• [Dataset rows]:
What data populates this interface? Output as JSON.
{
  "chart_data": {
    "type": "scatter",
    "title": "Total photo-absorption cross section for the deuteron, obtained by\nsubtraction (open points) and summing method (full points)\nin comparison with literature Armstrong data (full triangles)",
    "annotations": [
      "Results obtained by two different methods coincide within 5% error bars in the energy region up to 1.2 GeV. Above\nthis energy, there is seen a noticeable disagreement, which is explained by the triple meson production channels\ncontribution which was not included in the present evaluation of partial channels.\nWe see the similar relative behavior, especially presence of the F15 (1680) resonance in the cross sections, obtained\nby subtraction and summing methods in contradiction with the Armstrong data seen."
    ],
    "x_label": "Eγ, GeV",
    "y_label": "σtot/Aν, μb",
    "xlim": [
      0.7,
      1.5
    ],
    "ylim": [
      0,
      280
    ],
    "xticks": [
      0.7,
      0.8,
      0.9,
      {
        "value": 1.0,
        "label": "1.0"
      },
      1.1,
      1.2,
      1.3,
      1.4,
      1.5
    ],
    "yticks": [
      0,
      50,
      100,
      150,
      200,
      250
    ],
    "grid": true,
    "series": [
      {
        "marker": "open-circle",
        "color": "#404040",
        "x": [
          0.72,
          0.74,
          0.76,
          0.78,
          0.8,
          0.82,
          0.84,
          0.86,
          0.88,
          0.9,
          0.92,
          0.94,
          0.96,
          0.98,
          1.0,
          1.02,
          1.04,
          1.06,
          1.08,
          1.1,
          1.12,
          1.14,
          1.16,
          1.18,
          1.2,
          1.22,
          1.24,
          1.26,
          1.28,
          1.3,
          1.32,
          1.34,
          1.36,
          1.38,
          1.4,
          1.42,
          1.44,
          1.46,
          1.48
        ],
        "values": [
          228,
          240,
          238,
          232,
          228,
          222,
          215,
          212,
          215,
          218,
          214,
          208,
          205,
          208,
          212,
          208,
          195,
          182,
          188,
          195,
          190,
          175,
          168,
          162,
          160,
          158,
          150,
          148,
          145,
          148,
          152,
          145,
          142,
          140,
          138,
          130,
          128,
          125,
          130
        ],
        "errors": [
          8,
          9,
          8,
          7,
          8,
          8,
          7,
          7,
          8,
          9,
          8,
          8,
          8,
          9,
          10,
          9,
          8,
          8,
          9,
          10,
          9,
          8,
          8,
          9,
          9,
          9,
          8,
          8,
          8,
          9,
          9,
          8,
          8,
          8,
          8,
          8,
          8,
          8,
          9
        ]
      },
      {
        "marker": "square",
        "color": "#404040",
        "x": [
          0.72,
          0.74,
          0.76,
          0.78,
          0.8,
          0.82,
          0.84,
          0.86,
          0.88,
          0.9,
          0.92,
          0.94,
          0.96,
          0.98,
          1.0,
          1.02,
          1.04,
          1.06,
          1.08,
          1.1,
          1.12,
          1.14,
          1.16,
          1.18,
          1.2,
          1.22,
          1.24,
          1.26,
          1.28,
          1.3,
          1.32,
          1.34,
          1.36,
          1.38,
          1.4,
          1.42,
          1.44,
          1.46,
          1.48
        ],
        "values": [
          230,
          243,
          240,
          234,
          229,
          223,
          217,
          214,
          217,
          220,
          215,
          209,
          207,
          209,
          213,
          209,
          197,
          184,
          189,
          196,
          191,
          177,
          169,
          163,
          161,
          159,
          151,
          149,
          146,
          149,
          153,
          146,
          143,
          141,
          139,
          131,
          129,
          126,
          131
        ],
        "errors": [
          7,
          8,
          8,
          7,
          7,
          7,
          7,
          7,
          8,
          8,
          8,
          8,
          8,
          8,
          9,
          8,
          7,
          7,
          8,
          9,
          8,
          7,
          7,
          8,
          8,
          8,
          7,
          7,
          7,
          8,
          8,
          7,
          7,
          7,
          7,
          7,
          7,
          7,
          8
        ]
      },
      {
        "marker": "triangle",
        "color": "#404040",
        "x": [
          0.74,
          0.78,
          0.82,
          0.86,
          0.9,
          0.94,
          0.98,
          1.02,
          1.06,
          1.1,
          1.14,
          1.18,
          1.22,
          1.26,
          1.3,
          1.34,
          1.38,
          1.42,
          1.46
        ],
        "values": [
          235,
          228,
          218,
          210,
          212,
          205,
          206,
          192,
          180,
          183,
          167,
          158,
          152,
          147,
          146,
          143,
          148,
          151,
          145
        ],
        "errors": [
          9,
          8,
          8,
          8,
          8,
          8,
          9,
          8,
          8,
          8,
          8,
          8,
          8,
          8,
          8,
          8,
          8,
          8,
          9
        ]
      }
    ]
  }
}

• [SHORT PROBLEM]:
Copy whichever lines in the listing above contain the word "marker".

• [CORRECT ANSWER]:
        "marker": "open-circle",
        "marker": "square",
        "marker": "triangle",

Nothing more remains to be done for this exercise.